** START OF Records for the exercise **

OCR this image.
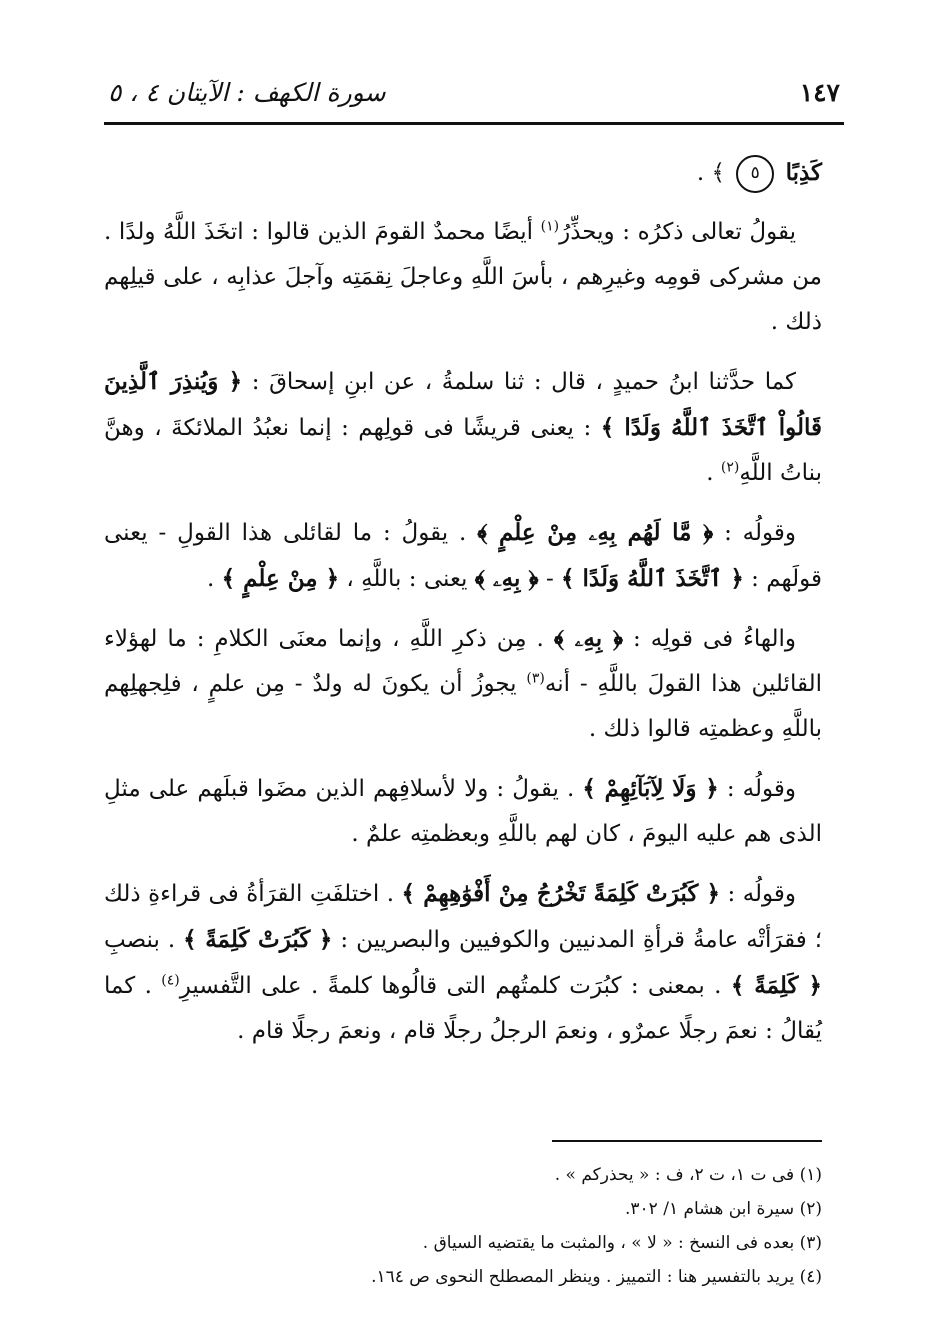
١٤٧
سورة الكهف : الآيتان ٤ ، ٥

كَذِبًا ٥ ﴾ .

يقولُ تعالى ذكرُه : ويحذِّرُ$^{(١)}$ أيضًا محمدٌ القومَ الذين قالوا : اتخَذَ اللَّهُ ولدًا . من مشركى قومِه وغيرِهم ، بأسَ اللَّهِ وعاجلَ نِقمَتِه وآجلَ عذابِه ، على قيلِهم ذلك .

كما حدَّثنا ابنُ حميدٍ ، قال : ثنا سلمةُ ، عن ابنِ إسحاقَ : ﴿ وَيُنذِرَ ٱلَّذِينَ قَالُواْ ٱتَّخَذَ ٱللَّهُ وَلَدًا ﴾ : يعنى قريشًا فى قولِهم : إنما نعبُدُ الملائكةَ ، وهنَّ بناتُ اللَّهِ$^{(٢)}$ .

وقولُه : ﴿ مَّا لَهُم بِهِۦ مِنْ عِلْمٍ ﴾ . يقولُ : ما لقائلى هذا القولِ - يعنى قولَهم : ﴿ ٱتَّخَذَ ٱللَّهُ وَلَدًا ﴾ - ﴿ بِهِۦ ﴾ يعنى : باللَّهِ ، ﴿ مِنْ عِلْمٍ ﴾ .

والهاءُ فى قولِه : ﴿ بِهِۦ ﴾ . مِن ذكرِ اللَّهِ ، وإنما معنَى الكلامِ : ما لهؤلاء القائلين هذا القولَ باللَّهِ - أنه$^{(٣)}$ يجوزُ أن يكونَ له ولدٌ - مِن علمٍ ، فلِجهلِهم باللَّهِ وعظمتِه قالوا ذلك .

وقولُه : ﴿ وَلَا لِآبَآئِهِمْ ﴾ . يقولُ : ولا لأسلافِهم الذين مضَوا قبلَهم على مثلِ الذى هم عليه اليومَ ، كان لهم باللَّهِ وبعظمتِه علمٌ .

وقولُه : ﴿ كَبُرَتْ كَلِمَةً تَخْرُجُ مِنْ أَفْوَٰهِهِمْ ﴾ . اختلفَتِ القرَأةُ فى قراءةِ ذلك ؛ فقرَأتْه عامةُ قرأةِ المدنيين والكوفيين والبصريين : ﴿ كَبُرَتْ كَلِمَةً ﴾ . بنصبِ ﴿ كَلِمَةً ﴾ . بمعنى : كبُرَت كلمتُهم التى قالُوها كلمةً . على التَّفسيرِ$^{(٤)}$ . كما يُقالُ : نعمَ رجلًا عمرٌو ، ونعمَ الرجلُ رجلًا قام ، ونعمَ رجلًا قام .

(١) فى ت ١، ت ٢، ف : « يحذركم » .
(٢) سيرة ابن هشام ١/ ٣٠٢.
(٣) بعده فى النسخ : « لا » ، والمثبت ما يقتضيه السياق .
(٤) يريد بالتفسير هنا : التمييز . وينظر المصطلح النحوى ص ١٦٤.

** END OF Records for the exercise **

Your job is to transcribe the entries above exactly; skip the pictures.

Complete output:
OCR this image.
١٤٧
سورة الكهف : الآيتان ٤ ، ٥

كَذِبًا ٥ ﴾ .

يقولُ تعالى ذكرُه : ويحذِّرُ$^{(١)}$ أيضًا محمدٌ القومَ الذين قالوا : اتخَذَ اللَّهُ ولدًا . من مشركى قومِه وغيرِهم ، بأسَ اللَّهِ وعاجلَ نِقمَتِه وآجلَ عذابِه ، على قيلِهم ذلك .

كما حدَّثنا ابنُ حميدٍ ، قال : ثنا سلمةُ ، عن ابنِ إسحاقَ : ﴿ وَيُنذِرَ ٱلَّذِينَ قَالُواْ ٱتَّخَذَ ٱللَّهُ وَلَدًا ﴾ : يعنى قريشًا فى قولِهم : إنما نعبُدُ الملائكةَ ، وهنَّ بناتُ اللَّهِ$^{(٢)}$ .

وقولُه : ﴿ مَّا لَهُم بِهِۦ مِنْ عِلْمٍ ﴾ . يقولُ : ما لقائلى هذا القولِ - يعنى قولَهم : ﴿ ٱتَّخَذَ ٱللَّهُ وَلَدًا ﴾ - ﴿ بِهِۦ ﴾ يعنى : باللَّهِ ، ﴿ مِنْ عِلْمٍ ﴾ .

والهاءُ فى قولِه : ﴿ بِهِۦ ﴾ . مِن ذكرِ اللَّهِ ، وإنما معنَى الكلامِ : ما لهؤلاء القائلين هذا القولَ باللَّهِ - أنه$^{(٣)}$ يجوزُ أن يكونَ له ولدٌ - مِن علمٍ ، فلِجهلِهم باللَّهِ وعظمتِه قالوا ذلك .

وقولُه : ﴿ وَلَا لِآبَآئِهِمْ ﴾ . يقولُ : ولا لأسلافِهم الذين مضَوا قبلَهم على مثلِ الذى هم عليه اليومَ ، كان لهم باللَّهِ وبعظمتِه علمٌ .

وقولُه : ﴿ كَبُرَتْ كَلِمَةً تَخْرُجُ مِنْ أَفْوَٰهِهِمْ ﴾ . اختلفَتِ القرَأةُ فى قراءةِ ذلك ؛ فقرَأتْه عامةُ قرأةِ المدنيين والكوفيين والبصريين : ﴿ كَبُرَتْ كَلِمَةً ﴾ . بنصبِ ﴿ كَلِمَةً ﴾ . بمعنى : كبُرَت كلمتُهم التى قالُوها كلمةً . على التَّفسيرِ$^{(٤)}$ . كما يُقالُ : نعمَ رجلًا عمرٌو ، ونعمَ الرجلُ رجلًا قام ، ونعمَ رجلًا قام .

(١) فى ت ١، ت ٢، ف : « يحذركم » .
(٢) سيرة ابن هشام ١/ ٣٠٢.
(٣) بعده فى النسخ : « لا » ، والمثبت ما يقتضيه السياق .
(٤) يريد بالتفسير هنا : التمييز . وينظر المصطلح النحوى ص ١٦٤.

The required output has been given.